Records from a data source:
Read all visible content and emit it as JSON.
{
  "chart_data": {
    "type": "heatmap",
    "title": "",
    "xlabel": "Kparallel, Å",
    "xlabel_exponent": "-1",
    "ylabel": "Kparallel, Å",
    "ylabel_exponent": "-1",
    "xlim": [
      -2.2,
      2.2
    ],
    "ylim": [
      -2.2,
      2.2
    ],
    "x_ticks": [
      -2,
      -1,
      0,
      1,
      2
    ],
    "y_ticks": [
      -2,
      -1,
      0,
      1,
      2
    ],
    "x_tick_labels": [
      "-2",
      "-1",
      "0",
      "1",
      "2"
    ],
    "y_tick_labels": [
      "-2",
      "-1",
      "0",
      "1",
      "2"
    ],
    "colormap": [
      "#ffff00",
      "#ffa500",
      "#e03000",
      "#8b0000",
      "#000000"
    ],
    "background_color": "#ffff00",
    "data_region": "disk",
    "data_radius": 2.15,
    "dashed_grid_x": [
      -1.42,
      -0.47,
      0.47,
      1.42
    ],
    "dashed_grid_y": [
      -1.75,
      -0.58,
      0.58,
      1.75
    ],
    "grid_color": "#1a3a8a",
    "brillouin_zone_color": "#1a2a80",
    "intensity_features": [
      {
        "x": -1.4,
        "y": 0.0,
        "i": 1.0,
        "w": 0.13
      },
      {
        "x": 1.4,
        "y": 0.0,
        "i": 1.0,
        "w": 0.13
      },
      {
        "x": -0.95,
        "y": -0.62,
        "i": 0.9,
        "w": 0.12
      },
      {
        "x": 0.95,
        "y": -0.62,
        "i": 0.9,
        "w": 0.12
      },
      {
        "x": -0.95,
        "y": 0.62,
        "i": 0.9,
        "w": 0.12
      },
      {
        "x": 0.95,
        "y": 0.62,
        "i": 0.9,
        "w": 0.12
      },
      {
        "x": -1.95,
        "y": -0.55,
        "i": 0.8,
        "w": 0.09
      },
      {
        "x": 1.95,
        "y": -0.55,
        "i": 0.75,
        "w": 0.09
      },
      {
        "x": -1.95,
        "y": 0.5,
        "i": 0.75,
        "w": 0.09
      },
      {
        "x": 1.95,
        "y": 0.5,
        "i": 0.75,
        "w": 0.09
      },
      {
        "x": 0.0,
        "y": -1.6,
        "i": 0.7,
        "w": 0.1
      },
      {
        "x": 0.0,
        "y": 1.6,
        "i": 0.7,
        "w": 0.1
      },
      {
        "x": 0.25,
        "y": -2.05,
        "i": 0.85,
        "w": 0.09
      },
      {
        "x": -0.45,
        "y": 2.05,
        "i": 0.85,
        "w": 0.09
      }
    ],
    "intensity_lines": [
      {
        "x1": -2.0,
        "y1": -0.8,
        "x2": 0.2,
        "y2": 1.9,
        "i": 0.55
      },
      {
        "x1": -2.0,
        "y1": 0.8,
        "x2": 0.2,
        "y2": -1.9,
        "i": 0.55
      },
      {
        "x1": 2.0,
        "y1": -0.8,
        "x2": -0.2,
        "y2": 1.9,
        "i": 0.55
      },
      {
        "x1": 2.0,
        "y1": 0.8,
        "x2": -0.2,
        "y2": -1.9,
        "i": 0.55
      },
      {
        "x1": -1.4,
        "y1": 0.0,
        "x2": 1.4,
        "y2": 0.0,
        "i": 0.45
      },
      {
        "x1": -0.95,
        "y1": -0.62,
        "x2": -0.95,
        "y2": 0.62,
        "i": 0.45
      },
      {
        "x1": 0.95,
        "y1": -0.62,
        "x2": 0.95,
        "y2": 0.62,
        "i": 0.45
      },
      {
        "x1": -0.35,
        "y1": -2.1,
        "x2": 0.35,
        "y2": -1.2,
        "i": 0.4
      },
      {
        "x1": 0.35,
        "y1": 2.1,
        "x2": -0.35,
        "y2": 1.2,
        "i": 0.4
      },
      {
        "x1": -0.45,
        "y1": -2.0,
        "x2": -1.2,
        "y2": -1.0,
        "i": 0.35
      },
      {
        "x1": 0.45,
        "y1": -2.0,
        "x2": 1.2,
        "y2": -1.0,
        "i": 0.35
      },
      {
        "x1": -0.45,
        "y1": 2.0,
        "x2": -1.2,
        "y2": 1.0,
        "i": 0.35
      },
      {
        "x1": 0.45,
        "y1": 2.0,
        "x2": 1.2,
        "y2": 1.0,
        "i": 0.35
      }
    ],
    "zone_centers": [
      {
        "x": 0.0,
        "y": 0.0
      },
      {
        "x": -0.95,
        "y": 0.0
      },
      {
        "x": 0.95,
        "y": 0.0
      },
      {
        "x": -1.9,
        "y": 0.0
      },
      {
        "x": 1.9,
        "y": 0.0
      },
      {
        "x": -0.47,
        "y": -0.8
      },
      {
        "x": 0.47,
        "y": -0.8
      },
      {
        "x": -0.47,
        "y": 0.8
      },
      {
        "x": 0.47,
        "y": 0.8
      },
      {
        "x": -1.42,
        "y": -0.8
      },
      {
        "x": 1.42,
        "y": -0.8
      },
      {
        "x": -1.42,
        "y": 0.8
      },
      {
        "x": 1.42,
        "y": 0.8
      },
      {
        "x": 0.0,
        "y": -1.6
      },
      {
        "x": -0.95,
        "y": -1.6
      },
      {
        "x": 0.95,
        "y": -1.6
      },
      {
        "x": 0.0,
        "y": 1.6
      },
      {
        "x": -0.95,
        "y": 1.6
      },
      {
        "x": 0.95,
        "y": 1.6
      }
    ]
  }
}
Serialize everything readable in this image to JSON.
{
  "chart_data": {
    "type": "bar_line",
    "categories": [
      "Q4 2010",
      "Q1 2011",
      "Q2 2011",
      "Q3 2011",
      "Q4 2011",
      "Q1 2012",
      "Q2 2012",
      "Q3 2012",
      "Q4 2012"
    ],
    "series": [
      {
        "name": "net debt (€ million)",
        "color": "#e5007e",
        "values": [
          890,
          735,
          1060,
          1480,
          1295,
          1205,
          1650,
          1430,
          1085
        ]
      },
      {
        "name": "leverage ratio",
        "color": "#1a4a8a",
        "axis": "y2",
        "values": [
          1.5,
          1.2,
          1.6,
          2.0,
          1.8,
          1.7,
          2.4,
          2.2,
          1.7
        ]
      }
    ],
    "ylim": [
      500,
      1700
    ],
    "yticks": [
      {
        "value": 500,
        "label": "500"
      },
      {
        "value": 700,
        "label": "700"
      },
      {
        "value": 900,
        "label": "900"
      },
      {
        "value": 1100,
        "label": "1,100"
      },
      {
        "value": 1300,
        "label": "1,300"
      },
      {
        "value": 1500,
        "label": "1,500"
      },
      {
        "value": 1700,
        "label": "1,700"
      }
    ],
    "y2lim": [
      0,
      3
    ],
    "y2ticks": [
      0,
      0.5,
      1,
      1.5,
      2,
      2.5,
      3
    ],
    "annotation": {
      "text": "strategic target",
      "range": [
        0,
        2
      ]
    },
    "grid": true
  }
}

- SET EXERCISE
Every entry above should be retyped exactly as shown.

- SOLUTION
Read all visible content and emit it as JSON.
{
  "chart_data": {
    "type": "heatmap",
    "title": "",
    "xlabel": "Kparallel, Å",
    "xlabel_exponent": "-1",
    "ylabel": "Kparallel, Å",
    "ylabel_exponent": "-1",
    "xlim": [
      -2.2,
      2.2
    ],
    "ylim": [
      -2.2,
      2.2
    ],
    "x_ticks": [
      -2,
      -1,
      0,
      1,
      2
    ],
    "y_ticks": [
      -2,
      -1,
      0,
      1,
      2
    ],
    "x_tick_labels": [
      "-2",
      "-1",
      "0",
      "1",
      "2"
    ],
    "y_tick_labels": [
      "-2",
      "-1",
      "0",
      "1",
      "2"
    ],
    "colormap": [
      "#ffff00",
      "#ffa500",
      "#e03000",
      "#8b0000",
      "#000000"
    ],
    "background_color": "#ffff00",
    "data_region": "disk",
    "data_radius": 2.15,
    "dashed_grid_x": [
      -1.42,
      -0.47,
      0.47,
      1.42
    ],
    "dashed_grid_y": [
      -1.75,
      -0.58,
      0.58,
      1.75
    ],
    "grid_color": "#1a3a8a",
    "brillouin_zone_color": "#1a2a80",
    "intensity_features": [
      {
        "x": -1.4,
        "y": 0.0,
        "i": 1.0,
        "w": 0.13
      },
      {
        "x": 1.4,
        "y": 0.0,
        "i": 1.0,
        "w": 0.13
      },
      {
        "x": -0.95,
        "y": -0.62,
        "i": 0.9,
        "w": 0.12
      },
      {
        "x": 0.95,
        "y": -0.62,
        "i": 0.9,
        "w": 0.12
      },
      {
        "x": -0.95,
        "y": 0.62,
        "i": 0.9,
        "w": 0.12
      },
      {
        "x": 0.95,
        "y": 0.62,
        "i": 0.9,
        "w": 0.12
      },
      {
        "x": -1.95,
        "y": -0.55,
        "i": 0.8,
        "w": 0.09
      },
      {
        "x": 1.95,
        "y": -0.55,
        "i": 0.75,
        "w": 0.09
      },
      {
        "x": -1.95,
        "y": 0.5,
        "i": 0.75,
        "w": 0.09
      },
      {
        "x": 1.95,
        "y": 0.5,
        "i": 0.75,
        "w": 0.09
      },
      {
        "x": 0.0,
        "y": -1.6,
        "i": 0.7,
        "w": 0.1
      },
      {
        "x": 0.0,
        "y": 1.6,
        "i": 0.7,
        "w": 0.1
      },
      {
        "x": 0.25,
        "y": -2.05,
        "i": 0.85,
        "w": 0.09
      },
      {
        "x": -0.45,
        "y": 2.05,
        "i": 0.85,
        "w": 0.09
      }
    ],
    "intensity_lines": [
      {
        "x1": -2.0,
        "y1": -0.8,
        "x2": 0.2,
        "y2": 1.9,
        "i": 0.55
      },
      {
        "x1": -2.0,
        "y1": 0.8,
        "x2": 0.2,
        "y2": -1.9,
        "i": 0.55
      },
      {
        "x1": 2.0,
        "y1": -0.8,
        "x2": -0.2,
        "y2": 1.9,
        "i": 0.55
      },
      {
        "x1": 2.0,
        "y1": 0.8,
        "x2": -0.2,
        "y2": -1.9,
        "i": 0.55
      },
      {
        "x1": -1.4,
        "y1": 0.0,
        "x2": 1.4,
        "y2": 0.0,
        "i": 0.45
      },
      {
        "x1": -0.95,
        "y1": -0.62,
        "x2": -0.95,
        "y2": 0.62,
        "i": 0.45
      },
      {
        "x1": 0.95,
        "y1": -0.62,
        "x2": 0.95,
        "y2": 0.62,
        "i": 0.45
      },
      {
        "x1": -0.35,
        "y1": -2.1,
        "x2": 0.35,
        "y2": -1.2,
        "i": 0.4
      },
      {
        "x1": 0.35,
        "y1": 2.1,
        "x2": -0.35,
        "y2": 1.2,
        "i": 0.4
      },
      {
        "x1": -0.45,
        "y1": -2.0,
        "x2": -1.2,
        "y2": -1.0,
        "i": 0.35
      },
      {
        "x1": 0.45,
        "y1": -2.0,
        "x2": 1.2,
        "y2": -1.0,
        "i": 0.35
      },
      {
        "x1": -0.45,
        "y1": 2.0,
        "x2": -1.2,
        "y2": 1.0,
        "i": 0.35
      },
      {
        "x1": 0.45,
        "y1": 2.0,
        "x2": 1.2,
        "y2": 1.0,
        "i": 0.35
      }
    ],
    "zone_centers": [
      {
        "x": 0.0,
        "y": 0.0
      },
      {
        "x": -0.95,
        "y": 0.0
      },
      {
        "x": 0.95,
        "y": 0.0
      },
      {
        "x": -1.9,
        "y": 0.0
      },
      {
        "x": 1.9,
        "y": 0.0
      },
      {
        "x": -0.47,
        "y": -0.8
      },
      {
        "x": 0.47,
        "y": -0.8
      },
      {
        "x": -0.47,
        "y": 0.8
      },
      {
        "x": 0.47,
        "y": 0.8
      },
      {
        "x": -1.42,
        "y": -0.8
      },
      {
        "x": 1.42,
        "y": -0.8
      },
      {
        "x": -1.42,
        "y": 0.8
      },
      {
        "x": 1.42,
        "y": 0.8
      },
      {
        "x": 0.0,
        "y": -1.6
      },
      {
        "x": -0.95,
        "y": -1.6
      },
      {
        "x": 0.95,
        "y": -1.6
      },
      {
        "x": 0.0,
        "y": 1.6
      },
      {
        "x": -0.95,
        "y": 1.6
      },
      {
        "x": 0.95,
        "y": 1.6
      }
    ]
  }
}
Serialize everything readable in this image to JSON.
{
  "chart_data": {
    "type": "bar_line",
    "categories": [
      "Q4 2010",
      "Q1 2011",
      "Q2 2011",
      "Q3 2011",
      "Q4 2011",
      "Q1 2012",
      "Q2 2012",
      "Q3 2012",
      "Q4 2012"
    ],
    "series": [
      {
        "name": "net debt (€ million)",
        "color": "#e5007e",
        "values": [
          890,
          735,
          1060,
          1480,
          1295,
          1205,
          1650,
          1430,
          1085
        ]
      },
      {
        "name": "leverage ratio",
        "color": "#1a4a8a",
        "axis": "y2",
        "values": [
          1.5,
          1.2,
          1.6,
          2.0,
          1.8,
          1.7,
          2.4,
          2.2,
          1.7
        ]
      }
    ],
    "ylim": [
      500,
      1700
    ],
    "yticks": [
      {
        "value": 500,
        "label": "500"
      },
      {
        "value": 700,
        "label": "700"
      },
      {
        "value": 900,
        "label": "900"
      },
      {
        "value": 1100,
        "label": "1,100"
      },
      {
        "value": 1300,
        "label": "1,300"
      },
      {
        "value": 1500,
        "label": "1,500"
      },
      {
        "value": 1700,
        "label": "1,700"
      }
    ],
    "y2lim": [
      0,
      3
    ],
    "y2ticks": [
      0,
      0.5,
      1,
      1.5,
      2,
      2.5,
      3
    ],
    "annotation": {
      "text": "strategic target",
      "range": [
        0,
        2
      ]
    },
    "grid": true
  }
}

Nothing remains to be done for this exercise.